→ **WHAT TO DO**
Copy the data that follows exactly. Include no pictures.

→ **RECORDED DATA**

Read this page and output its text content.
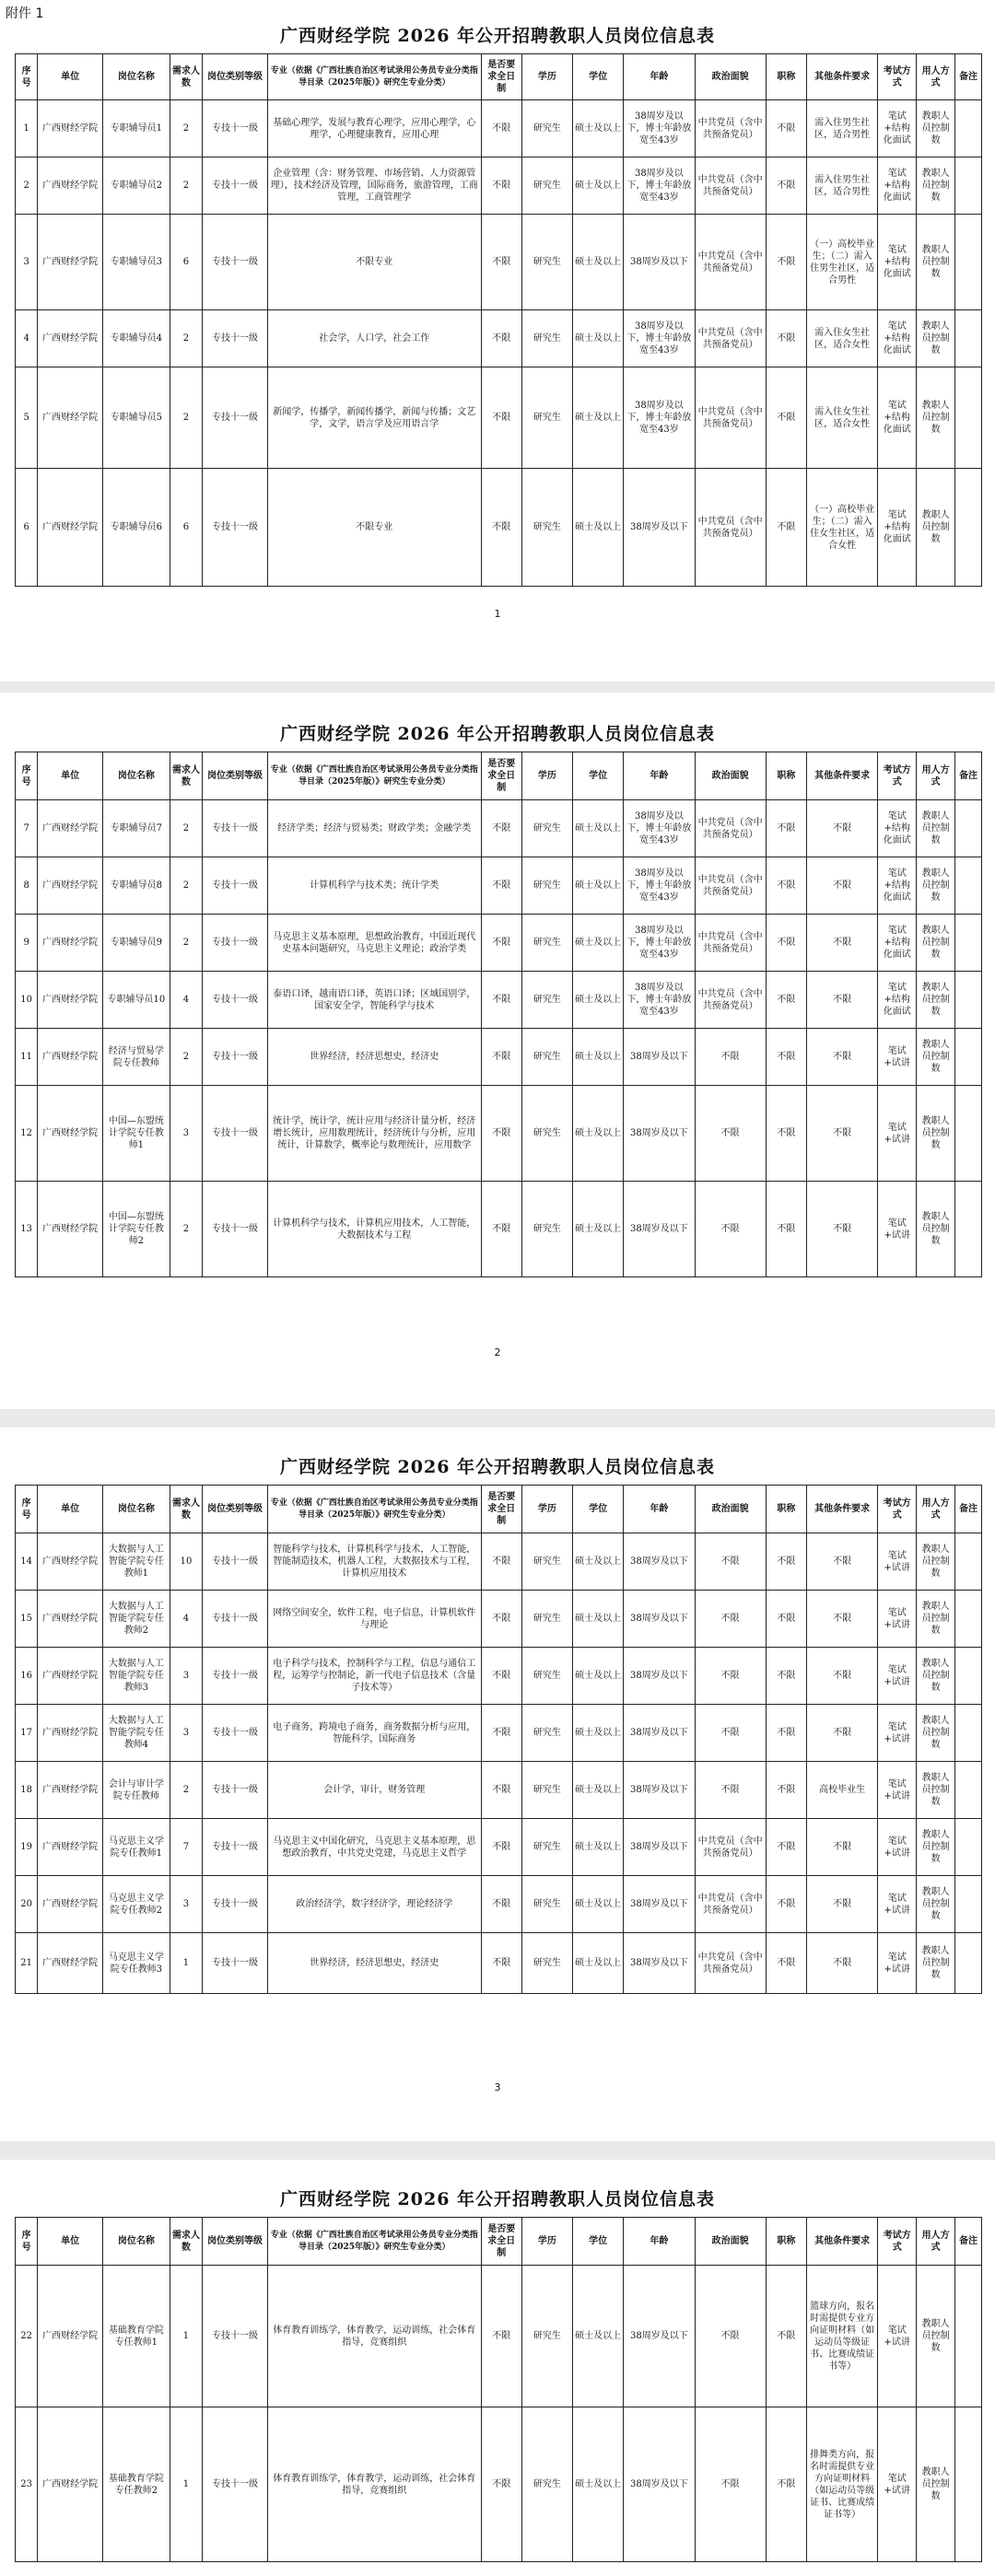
附件 1
广西财经学院 2026 年公开招聘教职人员岗位信息表
序号	单位	岗位名称	需求人数	岗位类别等级	专业（依据《广西壮族自治区考试录用公务员专业分类指导目录（2025年版）》研究生专业分类）	是否要求全日制	学历	学位	年龄	政治面貌	职称	其他条件要求	考试方式	用人方式	备注
1	广西财经学院	专职辅导员1	2	专技十一级	基础心理学，发展与教育心理学，应用心理学，心理学，心理健康教育，应用心理	不限	研究生	硕士及以上	38周岁及以下，博士年龄放宽至43岁	中共党员（含中共预备党员）	不限	需入住男生社区，适合男性	笔试+结构化面试	教职人员控制数	
2	广西财经学院	专职辅导员2	2	专技十一级	企业管理（含：财务管理、市场营销、人力资源管理），技术经济及管理，国际商务，旅游管理，工商管理，工商管理学	不限	研究生	硕士及以上	38周岁及以下，博士年龄放宽至43岁	中共党员（含中共预备党员）	不限	需入住男生社区，适合男性	笔试+结构化面试	教职人员控制数	
3	广西财经学院	专职辅导员3	6	专技十一级	不限专业	不限	研究生	硕士及以上	38周岁及以下	中共党员（含中共预备党员）	不限	（一）高校毕业生；（二）需入住男生社区，适合男性	笔试+结构化面试	教职人员控制数	
4	广西财经学院	专职辅导员4	2	专技十一级	社会学，人口学，社会工作	不限	研究生	硕士及以上	38周岁及以下，博士年龄放宽至43岁	中共党员（含中共预备党员）	不限	需入住女生社区，适合女性	笔试+结构化面试	教职人员控制数	
5	广西财经学院	专职辅导员5	2	专技十一级	新闻学，传播学，新闻传播学，新闻与传播；文艺学，文学，语言学及应用语言学	不限	研究生	硕士及以上	38周岁及以下，博士年龄放宽至43岁	中共党员（含中共预备党员）	不限	需入住女生社区，适合女性	笔试+结构化面试	教职人员控制数	
6	广西财经学院	专职辅导员6	6	专技十一级	不限专业	不限	研究生	硕士及以上	38周岁及以下	中共党员（含中共预备党员）	不限	（一）高校毕业生；（二）需入住女生社区，适合女性	笔试+结构化面试	教职人员控制数	
1
广西财经学院 2026 年公开招聘教职人员岗位信息表
序号	单位	岗位名称	需求人数	岗位类别等级	专业（依据《广西壮族自治区考试录用公务员专业分类指导目录（2025年版）》研究生专业分类）	是否要求全日制	学历	学位	年龄	政治面貌	职称	其他条件要求	考试方式	用人方式	备注
7	广西财经学院	专职辅导员7	2	专技十一级	经济学类；经济与贸易类；财政学类；金融学类	不限	研究生	硕士及以上	38周岁及以下，博士年龄放宽至43岁	中共党员（含中共预备党员）	不限	不限	笔试+结构化面试	教职人员控制数	
8	广西财经学院	专职辅导员8	2	专技十一级	计算机科学与技术类；统计学类	不限	研究生	硕士及以上	38周岁及以下，博士年龄放宽至43岁	中共党员（含中共预备党员）	不限	不限	笔试+结构化面试	教职人员控制数	
9	广西财经学院	专职辅导员9	2	专技十一级	马克思主义基本原理，思想政治教育，中国近现代史基本问题研究，马克思主义理论；政治学类	不限	研究生	硕士及以上	38周岁及以下，博士年龄放宽至43岁	中共党员（含中共预备党员）	不限	不限	笔试+结构化面试	教职人员控制数	
10	广西财经学院	专职辅导员10	4	专技十一级	泰语口译，越南语口译，英语口译；区域国别学，国家安全学，智能科学与技术	不限	研究生	硕士及以上	38周岁及以下，博士年龄放宽至43岁	中共党员（含中共预备党员）	不限	不限	笔试+结构化面试	教职人员控制数	
11	广西财经学院	经济与贸易学院专任教师	2	专技十一级	世界经济，经济思想史，经济史	不限	研究生	硕士及以上	38周岁及以下	不限	不限	不限	笔试+试讲	教职人员控制数	
12	广西财经学院	中国—东盟统计学院专任教师1	3	专技十一级	统计学，统计学，统计应用与经济计量分析，经济增长统计，应用数理统计，经济统计与分析，应用统计，计算数学，概率论与数理统计，应用数学	不限	研究生	硕士及以上	38周岁及以下	不限	不限	不限	笔试+试讲	教职人员控制数	
13	广西财经学院	中国—东盟统计学院专任教师2	2	专技十一级	计算机科学与技术，计算机应用技术，人工智能，大数据技术与工程	不限	研究生	硕士及以上	38周岁及以下	不限	不限	不限	笔试+试讲	教职人员控制数	
2
广西财经学院 2026 年公开招聘教职人员岗位信息表
序号	单位	岗位名称	需求人数	岗位类别等级	专业（依据《广西壮族自治区考试录用公务员专业分类指导目录（2025年版）》研究生专业分类）	是否要求全日制	学历	学位	年龄	政治面貌	职称	其他条件要求	考试方式	用人方式	备注
14	广西财经学院	大数据与人工智能学院专任教师1	10	专技十一级	智能科学与技术，计算机科学与技术，人工智能，智能制造技术，机器人工程，大数据技术与工程，计算机应用技术	不限	研究生	硕士及以上	38周岁及以下	不限	不限	不限	笔试+试讲	教职人员控制数	
15	广西财经学院	大数据与人工智能学院专任教师2	4	专技十一级	网络空间安全，软件工程，电子信息，计算机软件与理论	不限	研究生	硕士及以上	38周岁及以下	不限	不限	不限	笔试+试讲	教职人员控制数	
16	广西财经学院	大数据与人工智能学院专任教师3	3	专技十一级	电子科学与技术，控制科学与工程，信息与通信工程，运筹学与控制论，新一代电子信息技术（含量子技术等）	不限	研究生	硕士及以上	38周岁及以下	不限	不限	不限	笔试+试讲	教职人员控制数	
17	广西财经学院	大数据与人工智能学院专任教师4	3	专技十一级	电子商务，跨境电子商务，商务数据分析与应用，智能科学，国际商务	不限	研究生	硕士及以上	38周岁及以下	不限	不限	不限	笔试+试讲	教职人员控制数	
18	广西财经学院	会计与审计学院专任教师	2	专技十一级	会计学，审计，财务管理	不限	研究生	硕士及以上	38周岁及以下	不限	不限	高校毕业生	笔试+试讲	教职人员控制数	
19	广西财经学院	马克思主义学院专任教师1	7	专技十一级	马克思主义中国化研究，马克思主义基本原理，思想政治教育，中共党史党建，马克思主义哲学	不限	研究生	硕士及以上	38周岁及以下	中共党员（含中共预备党员）	不限	不限	笔试+试讲	教职人员控制数	
20	广西财经学院	马克思主义学院专任教师2	3	专技十一级	政治经济学，数字经济学，理论经济学	不限	研究生	硕士及以上	38周岁及以下	中共党员（含中共预备党员）	不限	不限	笔试+试讲	教职人员控制数	
21	广西财经学院	马克思主义学院专任教师3	1	专技十一级	世界经济，经济思想史，经济史	不限	研究生	硕士及以上	38周岁及以下	中共党员（含中共预备党员）	不限	不限	笔试+试讲	教职人员控制数	
3
广西财经学院 2026 年公开招聘教职人员岗位信息表
序号	单位	岗位名称	需求人数	岗位类别等级	专业（依据《广西壮族自治区考试录用公务员专业分类指导目录（2025年版）》研究生专业分类）	是否要求全日制	学历	学位	年龄	政治面貌	职称	其他条件要求	考试方式	用人方式	备注
22	广西财经学院	基础教育学院专任教师1	1	专技十一级	体育教育训练学，体育教学，运动训练，社会体育指导，竞赛组织	不限	研究生	硕士及以上	38周岁及以下	不限	不限	篮球方向，报名时需提供专业方向证明材料（如运动员等级证书、比赛成绩证书等）	笔试+试讲	教职人员控制数	
23	广西财经学院	基础教育学院专任教师2	1	专技十一级	体育教育训练学，体育教学，运动训练，社会体育指导，竞赛组织	不限	研究生	硕士及以上	38周岁及以下	不限	不限	排舞类方向，报名时需提供专业方向证明材料（如运动员等级证书、比赛成绩证书等）	笔试+试讲	教职人员控制数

→ **EXERCISE SOLUTION**
Read this page and output its text content.
附件 1
广西财经学院 2026 年公开招聘教职人员岗位信息表
序号	单位	岗位名称	需求人数	岗位类别等级	专业（依据《广西壮族自治区考试录用公务员专业分类指导目录（2025年版）》研究生专业分类）	是否要求全日制	学历	学位	年龄	政治面貌	职称	其他条件要求	考试方式	用人方式	备注
1	广西财经学院	专职辅导员1	2	专技十一级	基础心理学，发展与教育心理学，应用心理学，心理学，心理健康教育，应用心理	不限	研究生	硕士及以上	38周岁及以下，博士年龄放宽至43岁	中共党员（含中共预备党员）	不限	需入住男生社区，适合男性	笔试+结构化面试	教职人员控制数	
2	广西财经学院	专职辅导员2	2	专技十一级	企业管理（含：财务管理、市场营销、人力资源管理），技术经济及管理，国际商务，旅游管理，工商管理，工商管理学	不限	研究生	硕士及以上	38周岁及以下，博士年龄放宽至43岁	中共党员（含中共预备党员）	不限	需入住男生社区，适合男性	笔试+结构化面试	教职人员控制数	
3	广西财经学院	专职辅导员3	6	专技十一级	不限专业	不限	研究生	硕士及以上	38周岁及以下	中共党员（含中共预备党员）	不限	（一）高校毕业生；（二）需入住男生社区，适合男性	笔试+结构化面试	教职人员控制数	
4	广西财经学院	专职辅导员4	2	专技十一级	社会学，人口学，社会工作	不限	研究生	硕士及以上	38周岁及以下，博士年龄放宽至43岁	中共党员（含中共预备党员）	不限	需入住女生社区，适合女性	笔试+结构化面试	教职人员控制数	
5	广西财经学院	专职辅导员5	2	专技十一级	新闻学，传播学，新闻传播学，新闻与传播；文艺学，文学，语言学及应用语言学	不限	研究生	硕士及以上	38周岁及以下，博士年龄放宽至43岁	中共党员（含中共预备党员）	不限	需入住女生社区，适合女性	笔试+结构化面试	教职人员控制数	
6	广西财经学院	专职辅导员6	6	专技十一级	不限专业	不限	研究生	硕士及以上	38周岁及以下	中共党员（含中共预备党员）	不限	（一）高校毕业生；（二）需入住女生社区，适合女性	笔试+结构化面试	教职人员控制数	
1
广西财经学院 2026 年公开招聘教职人员岗位信息表
序号	单位	岗位名称	需求人数	岗位类别等级	专业（依据《广西壮族自治区考试录用公务员专业分类指导目录（2025年版）》研究生专业分类）	是否要求全日制	学历	学位	年龄	政治面貌	职称	其他条件要求	考试方式	用人方式	备注
7	广西财经学院	专职辅导员7	2	专技十一级	经济学类；经济与贸易类；财政学类；金融学类	不限	研究生	硕士及以上	38周岁及以下，博士年龄放宽至43岁	中共党员（含中共预备党员）	不限	不限	笔试+结构化面试	教职人员控制数	
8	广西财经学院	专职辅导员8	2	专技十一级	计算机科学与技术类；统计学类	不限	研究生	硕士及以上	38周岁及以下，博士年龄放宽至43岁	中共党员（含中共预备党员）	不限	不限	笔试+结构化面试	教职人员控制数	
9	广西财经学院	专职辅导员9	2	专技十一级	马克思主义基本原理，思想政治教育，中国近现代史基本问题研究，马克思主义理论；政治学类	不限	研究生	硕士及以上	38周岁及以下，博士年龄放宽至43岁	中共党员（含中共预备党员）	不限	不限	笔试+结构化面试	教职人员控制数	
10	广西财经学院	专职辅导员10	4	专技十一级	泰语口译，越南语口译，英语口译；区域国别学，国家安全学，智能科学与技术	不限	研究生	硕士及以上	38周岁及以下，博士年龄放宽至43岁	中共党员（含中共预备党员）	不限	不限	笔试+结构化面试	教职人员控制数	
11	广西财经学院	经济与贸易学院专任教师	2	专技十一级	世界经济，经济思想史，经济史	不限	研究生	硕士及以上	38周岁及以下	不限	不限	不限	笔试+试讲	教职人员控制数	
12	广西财经学院	中国—东盟统计学院专任教师1	3	专技十一级	统计学，统计学，统计应用与经济计量分析，经济增长统计，应用数理统计，经济统计与分析，应用统计，计算数学，概率论与数理统计，应用数学	不限	研究生	硕士及以上	38周岁及以下	不限	不限	不限	笔试+试讲	教职人员控制数	
13	广西财经学院	中国—东盟统计学院专任教师2	2	专技十一级	计算机科学与技术，计算机应用技术，人工智能，大数据技术与工程	不限	研究生	硕士及以上	38周岁及以下	不限	不限	不限	笔试+试讲	教职人员控制数	
2
广西财经学院 2026 年公开招聘教职人员岗位信息表
序号	单位	岗位名称	需求人数	岗位类别等级	专业（依据《广西壮族自治区考试录用公务员专业分类指导目录（2025年版）》研究生专业分类）	是否要求全日制	学历	学位	年龄	政治面貌	职称	其他条件要求	考试方式	用人方式	备注
14	广西财经学院	大数据与人工智能学院专任教师1	10	专技十一级	智能科学与技术，计算机科学与技术，人工智能，智能制造技术，机器人工程，大数据技术与工程，计算机应用技术	不限	研究生	硕士及以上	38周岁及以下	不限	不限	不限	笔试+试讲	教职人员控制数	
15	广西财经学院	大数据与人工智能学院专任教师2	4	专技十一级	网络空间安全，软件工程，电子信息，计算机软件与理论	不限	研究生	硕士及以上	38周岁及以下	不限	不限	不限	笔试+试讲	教职人员控制数	
16	广西财经学院	大数据与人工智能学院专任教师3	3	专技十一级	电子科学与技术，控制科学与工程，信息与通信工程，运筹学与控制论，新一代电子信息技术（含量子技术等）	不限	研究生	硕士及以上	38周岁及以下	不限	不限	不限	笔试+试讲	教职人员控制数	
17	广西财经学院	大数据与人工智能学院专任教师4	3	专技十一级	电子商务，跨境电子商务，商务数据分析与应用，智能科学，国际商务	不限	研究生	硕士及以上	38周岁及以下	不限	不限	不限	笔试+试讲	教职人员控制数	
18	广西财经学院	会计与审计学院专任教师	2	专技十一级	会计学，审计，财务管理	不限	研究生	硕士及以上	38周岁及以下	不限	不限	高校毕业生	笔试+试讲	教职人员控制数	
19	广西财经学院	马克思主义学院专任教师1	7	专技十一级	马克思主义中国化研究，马克思主义基本原理，思想政治教育，中共党史党建，马克思主义哲学	不限	研究生	硕士及以上	38周岁及以下	中共党员（含中共预备党员）	不限	不限	笔试+试讲	教职人员控制数	
20	广西财经学院	马克思主义学院专任教师2	3	专技十一级	政治经济学，数字经济学，理论经济学	不限	研究生	硕士及以上	38周岁及以下	中共党员（含中共预备党员）	不限	不限	笔试+试讲	教职人员控制数	
21	广西财经学院	马克思主义学院专任教师3	1	专技十一级	世界经济，经济思想史，经济史	不限	研究生	硕士及以上	38周岁及以下	中共党员（含中共预备党员）	不限	不限	笔试+试讲	教职人员控制数	
3
广西财经学院 2026 年公开招聘教职人员岗位信息表
序号	单位	岗位名称	需求人数	岗位类别等级	专业（依据《广西壮族自治区考试录用公务员专业分类指导目录（2025年版）》研究生专业分类）	是否要求全日制	学历	学位	年龄	政治面貌	职称	其他条件要求	考试方式	用人方式	备注
22	广西财经学院	基础教育学院专任教师1	1	专技十一级	体育教育训练学，体育教学，运动训练，社会体育指导，竞赛组织	不限	研究生	硕士及以上	38周岁及以下	不限	不限	篮球方向，报名时需提供专业方向证明材料（如运动员等级证书、比赛成绩证书等）	笔试+试讲	教职人员控制数	
23	广西财经学院	基础教育学院专任教师2	1	专技十一级	体育教育训练学，体育教学，运动训练，社会体育指导，竞赛组织	不限	研究生	硕士及以上	38周岁及以下	不限	不限	排舞类方向，报名时需提供专业方向证明材料（如运动员等级证书、比赛成绩证书等）	笔试+试讲	教职人员控制数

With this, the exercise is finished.